*TASK TO COMPLETE*.
Reproduce each line from the records that holds "object".
>> Start RECORDED INFORMATION
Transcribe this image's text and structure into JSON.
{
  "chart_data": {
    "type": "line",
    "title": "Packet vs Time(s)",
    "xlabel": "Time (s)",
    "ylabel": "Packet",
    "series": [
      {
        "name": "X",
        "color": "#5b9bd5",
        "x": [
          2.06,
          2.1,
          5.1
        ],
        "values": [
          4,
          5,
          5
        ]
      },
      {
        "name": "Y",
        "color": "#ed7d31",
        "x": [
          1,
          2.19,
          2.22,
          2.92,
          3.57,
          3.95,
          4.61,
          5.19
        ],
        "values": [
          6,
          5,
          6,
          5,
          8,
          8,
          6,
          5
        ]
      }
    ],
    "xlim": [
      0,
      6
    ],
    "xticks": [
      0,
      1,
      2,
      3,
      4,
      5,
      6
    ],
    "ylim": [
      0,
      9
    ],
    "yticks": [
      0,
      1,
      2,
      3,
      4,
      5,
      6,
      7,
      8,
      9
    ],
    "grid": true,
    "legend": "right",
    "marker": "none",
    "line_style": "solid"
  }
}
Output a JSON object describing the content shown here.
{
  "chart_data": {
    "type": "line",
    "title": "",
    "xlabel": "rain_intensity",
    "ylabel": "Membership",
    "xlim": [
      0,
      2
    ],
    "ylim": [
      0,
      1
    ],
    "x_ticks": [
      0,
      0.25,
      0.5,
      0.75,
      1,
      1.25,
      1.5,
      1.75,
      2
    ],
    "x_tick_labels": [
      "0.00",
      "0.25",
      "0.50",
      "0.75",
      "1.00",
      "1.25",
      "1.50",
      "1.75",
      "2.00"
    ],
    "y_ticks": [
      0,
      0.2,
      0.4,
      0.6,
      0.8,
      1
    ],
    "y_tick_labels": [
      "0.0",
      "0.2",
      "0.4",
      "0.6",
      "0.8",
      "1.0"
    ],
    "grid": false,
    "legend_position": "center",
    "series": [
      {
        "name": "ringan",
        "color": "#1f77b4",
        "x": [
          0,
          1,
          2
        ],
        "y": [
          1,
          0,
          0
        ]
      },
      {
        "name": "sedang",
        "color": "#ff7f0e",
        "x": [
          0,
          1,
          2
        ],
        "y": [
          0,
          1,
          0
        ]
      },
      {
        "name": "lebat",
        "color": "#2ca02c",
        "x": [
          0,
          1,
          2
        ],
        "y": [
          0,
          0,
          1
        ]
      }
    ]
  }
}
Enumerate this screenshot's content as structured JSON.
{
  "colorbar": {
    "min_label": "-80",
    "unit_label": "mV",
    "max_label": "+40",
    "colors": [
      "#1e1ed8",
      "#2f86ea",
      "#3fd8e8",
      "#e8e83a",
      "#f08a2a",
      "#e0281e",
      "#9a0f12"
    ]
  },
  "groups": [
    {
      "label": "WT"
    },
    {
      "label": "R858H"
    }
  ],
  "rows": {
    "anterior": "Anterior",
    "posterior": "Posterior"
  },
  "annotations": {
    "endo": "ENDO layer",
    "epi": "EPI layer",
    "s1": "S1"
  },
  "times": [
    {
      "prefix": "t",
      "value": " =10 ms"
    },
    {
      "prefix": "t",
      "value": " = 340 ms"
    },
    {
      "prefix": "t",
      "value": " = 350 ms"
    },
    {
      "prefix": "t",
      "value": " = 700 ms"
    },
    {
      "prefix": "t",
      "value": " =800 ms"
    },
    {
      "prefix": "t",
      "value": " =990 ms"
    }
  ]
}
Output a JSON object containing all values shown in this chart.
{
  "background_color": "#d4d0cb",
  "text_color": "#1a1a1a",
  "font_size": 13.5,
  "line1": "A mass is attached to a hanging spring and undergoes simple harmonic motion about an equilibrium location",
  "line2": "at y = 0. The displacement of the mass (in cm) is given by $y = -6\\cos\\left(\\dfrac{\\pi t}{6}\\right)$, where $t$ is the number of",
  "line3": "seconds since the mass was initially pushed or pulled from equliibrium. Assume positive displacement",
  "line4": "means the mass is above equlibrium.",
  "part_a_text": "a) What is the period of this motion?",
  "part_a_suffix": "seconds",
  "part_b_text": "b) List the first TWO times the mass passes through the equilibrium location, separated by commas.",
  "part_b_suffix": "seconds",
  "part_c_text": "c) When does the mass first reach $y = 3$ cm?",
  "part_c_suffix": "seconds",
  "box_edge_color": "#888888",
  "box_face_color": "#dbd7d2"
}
>> End RECORDED INFORMATION
*SOLUTION BELOW*.
Output a JSON object describing the content shown here.
Output a JSON object containing all values shown in this chart.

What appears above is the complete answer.